## Goal
Answer with one number only: the number of lines that contain "инвалидов".

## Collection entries
* * *

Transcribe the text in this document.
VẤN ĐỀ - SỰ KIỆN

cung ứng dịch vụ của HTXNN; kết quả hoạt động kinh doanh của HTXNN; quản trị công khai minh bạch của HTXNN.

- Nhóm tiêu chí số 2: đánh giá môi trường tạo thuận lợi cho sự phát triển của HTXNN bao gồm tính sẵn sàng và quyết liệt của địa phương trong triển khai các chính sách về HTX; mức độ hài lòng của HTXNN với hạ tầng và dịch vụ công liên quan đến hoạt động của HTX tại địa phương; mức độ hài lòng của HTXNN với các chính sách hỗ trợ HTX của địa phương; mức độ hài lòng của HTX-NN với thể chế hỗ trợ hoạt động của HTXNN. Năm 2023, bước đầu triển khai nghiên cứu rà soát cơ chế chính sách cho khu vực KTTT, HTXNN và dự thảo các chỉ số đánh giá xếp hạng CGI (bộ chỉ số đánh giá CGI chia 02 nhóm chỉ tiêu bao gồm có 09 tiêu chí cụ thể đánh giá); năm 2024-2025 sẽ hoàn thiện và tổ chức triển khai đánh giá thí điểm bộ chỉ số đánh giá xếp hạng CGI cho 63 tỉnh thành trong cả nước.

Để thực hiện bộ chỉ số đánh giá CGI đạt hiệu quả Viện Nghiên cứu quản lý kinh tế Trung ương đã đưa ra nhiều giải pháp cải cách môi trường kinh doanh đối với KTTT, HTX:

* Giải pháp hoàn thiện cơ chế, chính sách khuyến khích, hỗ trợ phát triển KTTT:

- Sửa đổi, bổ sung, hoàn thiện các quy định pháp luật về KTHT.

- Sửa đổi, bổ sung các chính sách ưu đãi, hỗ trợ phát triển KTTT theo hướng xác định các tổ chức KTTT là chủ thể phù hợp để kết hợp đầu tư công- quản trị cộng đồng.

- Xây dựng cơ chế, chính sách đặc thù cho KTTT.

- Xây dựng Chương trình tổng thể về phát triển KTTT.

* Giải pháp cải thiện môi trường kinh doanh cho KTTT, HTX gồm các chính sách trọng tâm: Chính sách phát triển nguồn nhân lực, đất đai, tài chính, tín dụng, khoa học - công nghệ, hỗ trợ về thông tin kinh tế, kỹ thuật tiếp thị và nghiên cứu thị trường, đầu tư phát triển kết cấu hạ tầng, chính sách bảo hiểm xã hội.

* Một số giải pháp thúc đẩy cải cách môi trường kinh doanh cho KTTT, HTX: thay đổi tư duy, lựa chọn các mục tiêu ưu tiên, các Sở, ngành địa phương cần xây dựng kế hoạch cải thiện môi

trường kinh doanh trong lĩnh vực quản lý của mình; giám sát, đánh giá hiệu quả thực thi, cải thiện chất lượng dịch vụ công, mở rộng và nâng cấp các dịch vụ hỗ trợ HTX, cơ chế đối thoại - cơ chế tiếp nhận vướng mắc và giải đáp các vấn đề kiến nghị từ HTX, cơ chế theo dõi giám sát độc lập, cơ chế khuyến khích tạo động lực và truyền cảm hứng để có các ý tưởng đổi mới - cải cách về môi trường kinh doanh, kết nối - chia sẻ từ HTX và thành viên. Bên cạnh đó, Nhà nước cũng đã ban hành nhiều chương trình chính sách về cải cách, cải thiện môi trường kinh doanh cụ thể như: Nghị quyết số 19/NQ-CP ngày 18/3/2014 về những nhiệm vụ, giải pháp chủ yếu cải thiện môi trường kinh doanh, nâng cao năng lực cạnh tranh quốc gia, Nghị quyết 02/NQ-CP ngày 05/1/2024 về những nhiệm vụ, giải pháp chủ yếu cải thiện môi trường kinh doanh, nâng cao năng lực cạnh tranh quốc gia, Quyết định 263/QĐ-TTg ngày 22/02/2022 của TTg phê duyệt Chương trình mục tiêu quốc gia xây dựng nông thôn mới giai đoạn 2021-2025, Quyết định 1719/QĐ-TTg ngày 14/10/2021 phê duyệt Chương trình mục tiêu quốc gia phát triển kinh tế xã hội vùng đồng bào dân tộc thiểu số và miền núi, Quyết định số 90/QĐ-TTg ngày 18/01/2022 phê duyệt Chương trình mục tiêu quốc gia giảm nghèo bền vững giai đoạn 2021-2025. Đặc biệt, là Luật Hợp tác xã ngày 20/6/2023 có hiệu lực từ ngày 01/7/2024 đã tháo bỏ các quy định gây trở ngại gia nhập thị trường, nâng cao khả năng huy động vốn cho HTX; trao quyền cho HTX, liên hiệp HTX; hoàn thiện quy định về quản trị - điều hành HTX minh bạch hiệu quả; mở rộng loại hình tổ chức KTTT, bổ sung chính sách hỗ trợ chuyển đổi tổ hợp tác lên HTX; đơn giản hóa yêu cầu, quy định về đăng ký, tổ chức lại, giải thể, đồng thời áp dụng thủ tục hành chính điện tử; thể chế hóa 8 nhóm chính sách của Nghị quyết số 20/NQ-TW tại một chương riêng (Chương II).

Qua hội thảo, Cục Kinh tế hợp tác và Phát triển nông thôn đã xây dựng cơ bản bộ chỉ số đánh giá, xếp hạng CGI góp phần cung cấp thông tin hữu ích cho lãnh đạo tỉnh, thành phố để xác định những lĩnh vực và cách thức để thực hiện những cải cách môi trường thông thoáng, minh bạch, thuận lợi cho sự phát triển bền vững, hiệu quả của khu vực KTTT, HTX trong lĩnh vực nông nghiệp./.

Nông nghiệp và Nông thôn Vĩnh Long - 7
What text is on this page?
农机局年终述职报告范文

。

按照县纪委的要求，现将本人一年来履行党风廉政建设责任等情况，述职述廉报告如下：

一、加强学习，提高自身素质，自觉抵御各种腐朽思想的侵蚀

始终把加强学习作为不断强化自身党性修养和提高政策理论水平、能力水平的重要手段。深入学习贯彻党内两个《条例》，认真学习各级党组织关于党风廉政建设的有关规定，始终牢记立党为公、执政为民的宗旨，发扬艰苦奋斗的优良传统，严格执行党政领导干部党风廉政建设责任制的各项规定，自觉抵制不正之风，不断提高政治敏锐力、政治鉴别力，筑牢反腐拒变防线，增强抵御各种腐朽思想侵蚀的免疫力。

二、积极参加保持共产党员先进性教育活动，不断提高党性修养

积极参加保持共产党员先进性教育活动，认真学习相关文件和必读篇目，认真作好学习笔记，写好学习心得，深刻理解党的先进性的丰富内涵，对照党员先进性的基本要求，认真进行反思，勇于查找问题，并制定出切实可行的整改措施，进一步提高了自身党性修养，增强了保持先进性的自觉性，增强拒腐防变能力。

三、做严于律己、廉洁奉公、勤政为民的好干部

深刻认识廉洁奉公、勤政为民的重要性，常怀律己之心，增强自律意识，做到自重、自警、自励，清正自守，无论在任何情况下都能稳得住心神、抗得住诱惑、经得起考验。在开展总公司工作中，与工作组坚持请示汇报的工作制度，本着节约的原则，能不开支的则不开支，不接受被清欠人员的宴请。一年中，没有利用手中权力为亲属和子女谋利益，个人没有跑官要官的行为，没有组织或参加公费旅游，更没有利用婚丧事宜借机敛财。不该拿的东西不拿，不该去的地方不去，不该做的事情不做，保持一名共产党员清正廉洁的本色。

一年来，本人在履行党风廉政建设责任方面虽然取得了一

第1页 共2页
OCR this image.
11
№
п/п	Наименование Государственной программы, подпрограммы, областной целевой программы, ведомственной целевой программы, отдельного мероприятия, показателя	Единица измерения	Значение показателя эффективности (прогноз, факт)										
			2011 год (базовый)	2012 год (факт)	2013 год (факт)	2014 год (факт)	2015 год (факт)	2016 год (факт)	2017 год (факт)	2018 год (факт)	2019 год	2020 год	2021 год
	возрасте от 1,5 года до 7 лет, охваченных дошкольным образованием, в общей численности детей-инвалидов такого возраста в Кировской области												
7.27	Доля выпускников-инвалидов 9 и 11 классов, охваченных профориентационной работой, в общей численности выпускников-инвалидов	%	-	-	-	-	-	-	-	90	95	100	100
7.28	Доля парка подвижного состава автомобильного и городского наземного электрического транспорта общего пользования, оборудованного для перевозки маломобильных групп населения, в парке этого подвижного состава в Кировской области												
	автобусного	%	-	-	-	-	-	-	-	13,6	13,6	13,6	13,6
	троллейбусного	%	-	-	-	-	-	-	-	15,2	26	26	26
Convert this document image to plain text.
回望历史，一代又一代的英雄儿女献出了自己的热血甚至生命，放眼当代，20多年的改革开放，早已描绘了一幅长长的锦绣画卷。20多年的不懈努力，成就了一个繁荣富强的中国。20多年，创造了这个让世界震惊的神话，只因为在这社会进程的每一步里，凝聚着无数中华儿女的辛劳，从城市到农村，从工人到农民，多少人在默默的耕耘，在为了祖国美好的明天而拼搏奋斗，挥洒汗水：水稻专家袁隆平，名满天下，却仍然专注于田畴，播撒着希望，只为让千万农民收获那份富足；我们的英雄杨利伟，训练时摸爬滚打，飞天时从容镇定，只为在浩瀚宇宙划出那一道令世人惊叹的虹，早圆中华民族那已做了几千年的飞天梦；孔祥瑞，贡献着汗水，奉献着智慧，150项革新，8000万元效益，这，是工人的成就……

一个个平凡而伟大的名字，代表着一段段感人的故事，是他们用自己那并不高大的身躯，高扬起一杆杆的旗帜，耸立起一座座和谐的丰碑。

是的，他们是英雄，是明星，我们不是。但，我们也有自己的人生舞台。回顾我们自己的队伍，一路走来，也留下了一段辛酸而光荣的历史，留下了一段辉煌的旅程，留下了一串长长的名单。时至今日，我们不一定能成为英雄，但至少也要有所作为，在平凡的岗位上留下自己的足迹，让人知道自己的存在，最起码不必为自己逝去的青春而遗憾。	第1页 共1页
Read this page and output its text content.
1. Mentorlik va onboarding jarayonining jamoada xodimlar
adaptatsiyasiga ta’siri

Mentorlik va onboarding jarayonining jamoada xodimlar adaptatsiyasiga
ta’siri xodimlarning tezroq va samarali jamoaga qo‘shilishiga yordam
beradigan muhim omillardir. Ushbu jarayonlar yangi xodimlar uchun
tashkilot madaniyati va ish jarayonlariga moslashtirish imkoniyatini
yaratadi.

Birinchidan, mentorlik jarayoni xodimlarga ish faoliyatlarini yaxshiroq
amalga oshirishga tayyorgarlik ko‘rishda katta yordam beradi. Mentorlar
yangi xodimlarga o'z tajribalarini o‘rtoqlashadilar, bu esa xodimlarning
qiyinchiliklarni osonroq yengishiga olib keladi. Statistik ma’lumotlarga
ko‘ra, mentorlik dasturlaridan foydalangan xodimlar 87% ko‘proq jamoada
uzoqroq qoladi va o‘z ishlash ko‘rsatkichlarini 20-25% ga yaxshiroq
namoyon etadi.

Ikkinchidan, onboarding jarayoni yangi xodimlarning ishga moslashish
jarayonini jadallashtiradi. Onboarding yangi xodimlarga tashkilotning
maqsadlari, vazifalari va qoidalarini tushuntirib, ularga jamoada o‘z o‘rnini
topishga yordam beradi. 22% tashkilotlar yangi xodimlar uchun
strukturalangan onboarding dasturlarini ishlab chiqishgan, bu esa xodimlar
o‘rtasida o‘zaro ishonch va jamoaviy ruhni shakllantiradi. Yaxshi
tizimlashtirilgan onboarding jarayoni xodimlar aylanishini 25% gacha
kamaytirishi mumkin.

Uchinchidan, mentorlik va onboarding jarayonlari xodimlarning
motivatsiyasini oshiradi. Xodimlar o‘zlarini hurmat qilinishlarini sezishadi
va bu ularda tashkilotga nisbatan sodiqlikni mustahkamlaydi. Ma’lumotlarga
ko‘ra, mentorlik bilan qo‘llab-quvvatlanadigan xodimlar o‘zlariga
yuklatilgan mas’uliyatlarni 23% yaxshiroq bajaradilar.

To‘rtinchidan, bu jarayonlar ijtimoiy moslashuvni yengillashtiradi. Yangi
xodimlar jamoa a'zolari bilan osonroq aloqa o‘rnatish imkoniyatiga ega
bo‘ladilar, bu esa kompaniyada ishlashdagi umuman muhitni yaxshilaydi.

* * *

## Finished answer
2